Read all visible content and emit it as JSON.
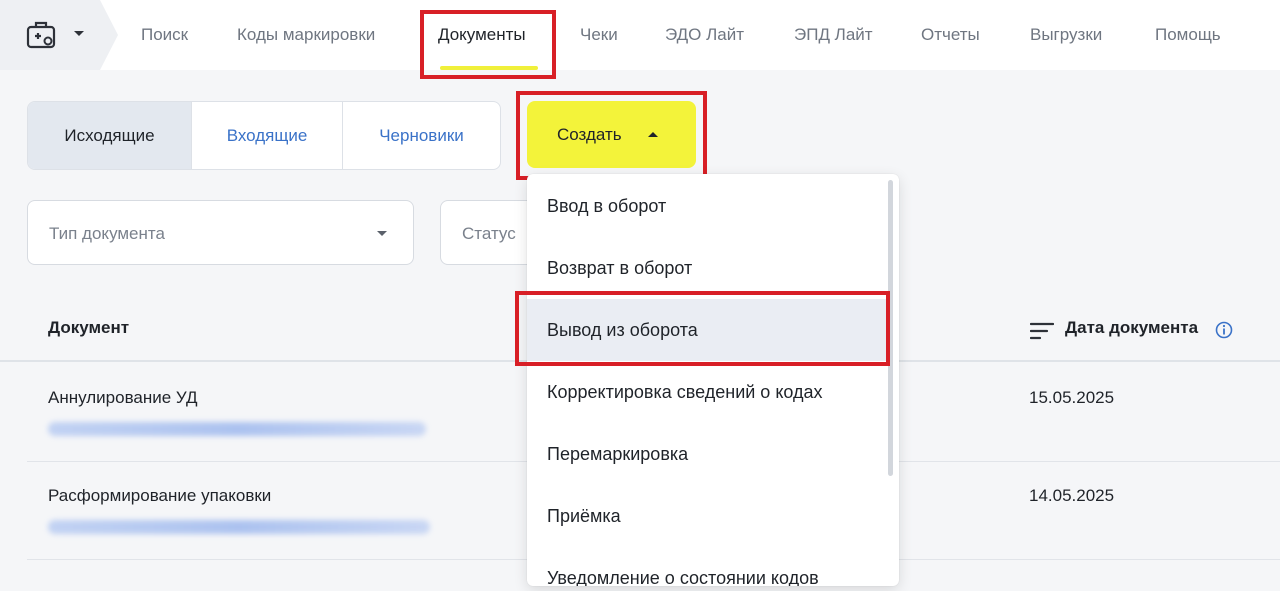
{
  "app": {
    "icon": "medical-case-icon",
    "switch_caret": "chevron-down-icon"
  },
  "nav": {
    "items": [
      {
        "label": "Поиск",
        "active": false
      },
      {
        "label": "Коды маркировки",
        "active": false
      },
      {
        "label": "Документы",
        "active": true
      },
      {
        "label": "Чеки",
        "active": false
      },
      {
        "label": "ЭДО Лайт",
        "active": false
      },
      {
        "label": "ЭПД Лайт",
        "active": false
      },
      {
        "label": "Отчеты",
        "active": false
      },
      {
        "label": "Выгрузки",
        "active": false
      },
      {
        "label": "Помощь",
        "active": false
      }
    ]
  },
  "tabs": {
    "items": [
      {
        "label": "Исходящие",
        "active": true
      },
      {
        "label": "Входящие",
        "active": false
      },
      {
        "label": "Черновики",
        "active": false
      }
    ]
  },
  "create_button": {
    "label": "Создать",
    "icon": "caret-up-icon"
  },
  "filters": {
    "doc_type_placeholder": "Тип документа",
    "status_placeholder": "Статус"
  },
  "table": {
    "columns": {
      "document": "Документ",
      "date": "Дата документа"
    },
    "rows": [
      {
        "name": "Аннулирование УД",
        "date": "15.05.2025"
      },
      {
        "name": "Расформирование упаковки",
        "date": "14.05.2025"
      }
    ]
  },
  "create_menu": {
    "items": [
      "Ввод в оборот",
      "Возврат в оборот",
      "Вывод из оборота",
      "Корректировка сведений о кодах",
      "Перемаркировка",
      "Приёмка",
      "Уведомление о состоянии кодов"
    ],
    "highlighted": "Вывод из оборота"
  },
  "colors": {
    "accent_yellow": "#f3f33a",
    "highlight_red": "#d81f26",
    "link_blue": "#3a72c8"
  }
}
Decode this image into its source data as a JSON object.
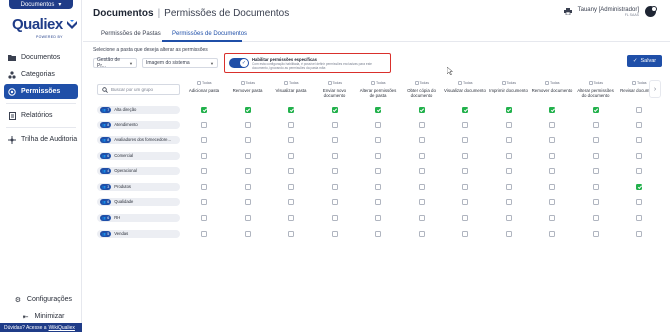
{
  "app": {
    "module_label": "Documentos",
    "logo_text": "Qualiex",
    "logo_sub": "POWERED BY"
  },
  "sidebar": {
    "items": [
      {
        "label": "Documentos",
        "icon": "folder-icon",
        "active": false
      },
      {
        "label": "Categorias",
        "icon": "categories-icon",
        "active": false
      },
      {
        "label": "Permissões",
        "icon": "permissions-icon",
        "active": true
      },
      {
        "label": "Relatórios",
        "icon": "report-icon",
        "active": false
      },
      {
        "label": "Trilha de Auditoria",
        "icon": "audit-trail-icon",
        "active": false
      }
    ],
    "settings_label": "Configurações",
    "minimize_label": "Minimizar",
    "help_text": "Dúvidas? Acesse a",
    "help_link": "WikiQualiex"
  },
  "header": {
    "title": "Documentos",
    "subtitle": "Permissões de Documentos",
    "user_name": "Tauany [Administrador]",
    "user_role": "FL SAAS"
  },
  "tabs": [
    {
      "label": "Permissões de Pastas",
      "active": false
    },
    {
      "label": "Permissões de Documentos",
      "active": true
    }
  ],
  "filters": {
    "label": "Selecione a pasta que deseja alterar as permissões",
    "folder_value": "Gestão de Pr...",
    "doc_value": "Imagem do sistema"
  },
  "specific_permissions": {
    "enabled": true,
    "title": "Habilitar permissões específicas",
    "description": "Com esta configuração habilitada, é possível definir permissões exclusivas para este documento, ignorando as permissões da pasta mãe."
  },
  "save_label": "Salvar",
  "search_placeholder": "Buscar por um grupo",
  "todas_label": "Todas",
  "columns": [
    "Adicionar pasta",
    "Remover pasta",
    "Visualizar pasta",
    "Enviar novo documento",
    "Alterar permissões de pasta",
    "Obter cópia do documento",
    "Visualizar documento",
    "Imprimir documento",
    "Remover documento",
    "Alterar permissões do documento",
    "Revisar documento"
  ],
  "groups": [
    {
      "count": "7",
      "name": "Alta direção",
      "checks": [
        1,
        1,
        1,
        1,
        1,
        1,
        1,
        1,
        1,
        1,
        0
      ]
    },
    {
      "count": "8",
      "name": "Atendimento",
      "checks": [
        0,
        0,
        0,
        0,
        0,
        0,
        0,
        0,
        0,
        0,
        0
      ]
    },
    {
      "count": "8",
      "name": "Avaliadores dos fornecedore...",
      "checks": [
        0,
        0,
        0,
        0,
        0,
        0,
        0,
        0,
        0,
        0,
        0
      ]
    },
    {
      "count": "6",
      "name": "Comercial",
      "checks": [
        0,
        0,
        0,
        0,
        0,
        0,
        0,
        0,
        0,
        0,
        0
      ]
    },
    {
      "count": "4",
      "name": "Operacional",
      "checks": [
        0,
        0,
        0,
        0,
        0,
        0,
        0,
        0,
        0,
        0,
        0
      ]
    },
    {
      "count": "3",
      "name": "Produtos",
      "checks": [
        0,
        0,
        0,
        0,
        0,
        0,
        0,
        0,
        0,
        0,
        1
      ]
    },
    {
      "count": "6",
      "name": "Qualidade",
      "checks": [
        0,
        0,
        0,
        0,
        0,
        0,
        0,
        0,
        0,
        0,
        0
      ]
    },
    {
      "count": "6",
      "name": "RH",
      "checks": [
        0,
        0,
        0,
        0,
        0,
        0,
        0,
        0,
        0,
        0,
        0
      ]
    },
    {
      "count": "5",
      "name": "Vendas",
      "checks": [
        0,
        0,
        0,
        0,
        0,
        0,
        0,
        0,
        0,
        0,
        0
      ]
    }
  ],
  "colors": {
    "brand": "#1f3c88",
    "accent": "#1f4fa8",
    "check": "#22b14c",
    "highlight": "#d9302c"
  }
}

▶ _Work to complete_:
Return all of the data exactly as written, and drop the pictures.

▶ _Result for this task_:
Read all visible content and emit it as JSON.
{
  "app": {
    "icon": "medical-case-icon",
    "switch_caret": "chevron-down-icon"
  },
  "nav": {
    "items": [
      {
        "label": "Поиск",
        "active": false
      },
      {
        "label": "Коды маркировки",
        "active": false
      },
      {
        "label": "Документы",
        "active": true
      },
      {
        "label": "Чеки",
        "active": false
      },
      {
        "label": "ЭДО Лайт",
        "active": false
      },
      {
        "label": "ЭПД Лайт",
        "active": false
      },
      {
        "label": "Отчеты",
        "active": false
      },
      {
        "label": "Выгрузки",
        "active": false
      },
      {
        "label": "Помощь",
        "active": false
      }
    ]
  },
  "tabs": {
    "items": [
      {
        "label": "Исходящие",
        "active": true
      },
      {
        "label": "Входящие",
        "active": false
      },
      {
        "label": "Черновики",
        "active": false
      }
    ]
  },
  "create_button": {
    "label": "Создать",
    "icon": "caret-up-icon"
  },
  "filters": {
    "doc_type_placeholder": "Тип документа",
    "status_placeholder": "Статус"
  },
  "table": {
    "columns": {
      "document": "Документ",
      "date": "Дата документа"
    },
    "rows": [
      {
        "name": "Аннулирование УД",
        "date": "15.05.2025"
      },
      {
        "name": "Расформирование упаковки",
        "date": "14.05.2025"
      }
    ]
  },
  "create_menu": {
    "items": [
      "Ввод в оборот",
      "Возврат в оборот",
      "Вывод из оборота",
      "Корректировка сведений о кодах",
      "Перемаркировка",
      "Приёмка",
      "Уведомление о состоянии кодов"
    ],
    "highlighted": "Вывод из оборота"
  },
  "colors": {
    "accent_yellow": "#f3f33a",
    "highlight_red": "#d81f26",
    "link_blue": "#3a72c8"
  }
}
Decode this image into its source data as a JSON object.
{
  "app": {
    "module_label": "Documentos",
    "logo_text": "Qualiex",
    "logo_sub": "POWERED BY"
  },
  "sidebar": {
    "items": [
      {
        "label": "Documentos",
        "icon": "folder-icon",
        "active": false
      },
      {
        "label": "Categorias",
        "icon": "categories-icon",
        "active": false
      },
      {
        "label": "Permissões",
        "icon": "permissions-icon",
        "active": true
      },
      {
        "label": "Relatórios",
        "icon": "report-icon",
        "active": false
      },
      {
        "label": "Trilha de Auditoria",
        "icon": "audit-trail-icon",
        "active": false
      }
    ],
    "settings_label": "Configurações",
    "minimize_label": "Minimizar",
    "help_text": "Dúvidas? Acesse a",
    "help_link": "WikiQualiex"
  },
  "header": {
    "title": "Documentos",
    "subtitle": "Permissões de Documentos",
    "user_name": "Tauany [Administrador]",
    "user_role": "FL SAAS"
  },
  "tabs": [
    {
      "label": "Permissões de Pastas",
      "active": false
    },
    {
      "label": "Permissões de Documentos",
      "active": true
    }
  ],
  "filters": {
    "label": "Selecione a pasta que deseja alterar as permissões",
    "folder_value": "Gestão de Pr...",
    "doc_value": "Imagem do sistema"
  },
  "specific_permissions": {
    "enabled": true,
    "title": "Habilitar permissões específicas",
    "description": "Com esta configuração habilitada, é possível definir permissões exclusivas para este documento, ignorando as permissões da pasta mãe."
  },
  "save_label": "Salvar",
  "search_placeholder": "Buscar por um grupo",
  "todas_label": "Todas",
  "columns": [
    "Adicionar pasta",
    "Remover pasta",
    "Visualizar pasta",
    "Enviar novo documento",
    "Alterar permissões de pasta",
    "Obter cópia do documento",
    "Visualizar documento",
    "Imprimir documento",
    "Remover documento",
    "Alterar permissões do documento",
    "Revisar documento"
  ],
  "groups": [
    {
      "count": "7",
      "name": "Alta direção",
      "checks": [
        1,
        1,
        1,
        1,
        1,
        1,
        1,
        1,
        1,
        1,
        0
      ]
    },
    {
      "count": "8",
      "name": "Atendimento",
      "checks": [
        0,
        0,
        0,
        0,
        0,
        0,
        0,
        0,
        0,
        0,
        0
      ]
    },
    {
      "count": "8",
      "name": "Avaliadores dos fornecedore...",
      "checks": [
        0,
        0,
        0,
        0,
        0,
        0,
        0,
        0,
        0,
        0,
        0
      ]
    },
    {
      "count": "6",
      "name": "Comercial",
      "checks": [
        0,
        0,
        0,
        0,
        0,
        0,
        0,
        0,
        0,
        0,
        0
      ]
    },
    {
      "count": "4",
      "name": "Operacional",
      "checks": [
        0,
        0,
        0,
        0,
        0,
        0,
        0,
        0,
        0,
        0,
        0
      ]
    },
    {
      "count": "3",
      "name": "Produtos",
      "checks": [
        0,
        0,
        0,
        0,
        0,
        0,
        0,
        0,
        0,
        0,
        1
      ]
    },
    {
      "count": "6",
      "name": "Qualidade",
      "checks": [
        0,
        0,
        0,
        0,
        0,
        0,
        0,
        0,
        0,
        0,
        0
      ]
    },
    {
      "count": "6",
      "name": "RH",
      "checks": [
        0,
        0,
        0,
        0,
        0,
        0,
        0,
        0,
        0,
        0,
        0
      ]
    },
    {
      "count": "5",
      "name": "Vendas",
      "checks": [
        0,
        0,
        0,
        0,
        0,
        0,
        0,
        0,
        0,
        0,
        0
      ]
    }
  ],
  "colors": {
    "brand": "#1f3c88",
    "accent": "#1f4fa8",
    "check": "#22b14c",
    "highlight": "#d9302c"
  }
}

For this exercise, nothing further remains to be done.